RECORDS FOR THIS TASK:
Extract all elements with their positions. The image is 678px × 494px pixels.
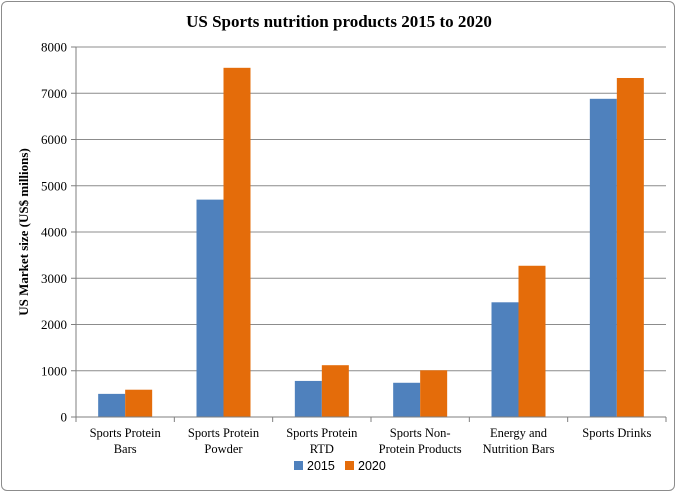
bar-2015: [294, 380, 322, 417]
bar-2020: [616, 77, 644, 418]
bar-2020: [518, 265, 546, 417]
x-tick-label: Sports Protein: [286, 426, 358, 440]
y-tick-label: 1000: [41, 363, 67, 378]
y-tick-label: 8000: [41, 40, 67, 55]
x-tick-label: Sports Non-: [390, 426, 451, 440]
x-tick-label: RTD: [310, 442, 334, 456]
y-tick-label: 6000: [41, 132, 67, 147]
bar-2020: [420, 370, 448, 417]
y-axis-label: US Market size (US$ millions): [16, 148, 31, 316]
bar-2015: [98, 393, 126, 417]
x-tick-label: Sports Protein: [90, 426, 162, 440]
y-tick-label: 4000: [41, 225, 67, 240]
axes: 0 1000 2000 3000 4000 5000 6000 7000 8000 Sports …: [41, 40, 667, 456]
legend-swatch-2015: [294, 461, 303, 470]
y-tick-label: 0: [61, 410, 68, 425]
gridlines: [76, 46, 666, 372]
x-tick-label: Bars: [114, 442, 137, 456]
x-tick-label: Powder: [204, 442, 243, 456]
bar-2015: [589, 98, 617, 418]
y-tick-label: 5000: [41, 178, 67, 193]
x-tick-label: Sports Protein: [188, 426, 260, 440]
bars: [98, 67, 644, 418]
y-tick-label: 3000: [41, 271, 67, 286]
x-tick-label: Nutrition Bars: [483, 442, 555, 456]
x-tick-label: Energy and: [490, 426, 548, 440]
legend-label-2020: 2020: [358, 459, 386, 473]
x-tick-label: Protein Products: [379, 442, 462, 456]
bar-2020: [125, 389, 153, 417]
chart-title: US Sports nutrition products 2015 to 202…: [186, 12, 492, 31]
y-tick-label: 7000: [41, 86, 67, 101]
bar-2015: [196, 199, 224, 417]
legend-swatch-2020: [345, 461, 354, 470]
bar-2020: [321, 365, 349, 417]
bar-2020: [223, 67, 251, 417]
legend-label-2015: 2015: [307, 459, 335, 473]
bar-2015: [491, 302, 519, 417]
x-tick-label: Sports Drinks: [582, 426, 651, 440]
legend: 2015 2020: [294, 459, 386, 473]
y-tick-label: 2000: [41, 317, 67, 332]
bar-2015: [393, 382, 421, 417]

TASK GOAL: Check each line of the entries above for the word "swatch". List the ones that have it.

OUTPUT FOR THIS TASK:
legend-swatch-2015: [294, 461, 303, 470]
legend-swatch-2020: [345, 461, 354, 470]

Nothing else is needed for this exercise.